Required work
Provide nothing but the number of lines containing the string "espacio".

Records to process
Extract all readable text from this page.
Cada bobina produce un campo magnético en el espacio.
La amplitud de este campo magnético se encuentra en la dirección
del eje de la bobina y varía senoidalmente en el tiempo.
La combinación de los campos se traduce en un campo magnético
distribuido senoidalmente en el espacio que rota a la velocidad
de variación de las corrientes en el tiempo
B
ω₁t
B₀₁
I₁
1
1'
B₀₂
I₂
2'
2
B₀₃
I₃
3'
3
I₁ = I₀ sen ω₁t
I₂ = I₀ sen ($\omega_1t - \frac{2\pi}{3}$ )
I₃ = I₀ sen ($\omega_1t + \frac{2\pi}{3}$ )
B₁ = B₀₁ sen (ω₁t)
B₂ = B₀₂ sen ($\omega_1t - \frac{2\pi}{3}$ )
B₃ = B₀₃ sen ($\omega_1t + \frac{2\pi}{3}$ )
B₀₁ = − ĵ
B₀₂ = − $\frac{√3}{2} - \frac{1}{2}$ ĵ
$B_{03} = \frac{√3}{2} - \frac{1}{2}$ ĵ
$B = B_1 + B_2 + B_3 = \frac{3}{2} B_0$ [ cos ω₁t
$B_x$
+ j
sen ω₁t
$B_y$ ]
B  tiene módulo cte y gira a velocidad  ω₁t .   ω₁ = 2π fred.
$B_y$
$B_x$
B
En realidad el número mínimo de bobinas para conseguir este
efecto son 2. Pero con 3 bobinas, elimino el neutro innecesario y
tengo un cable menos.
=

Solution
2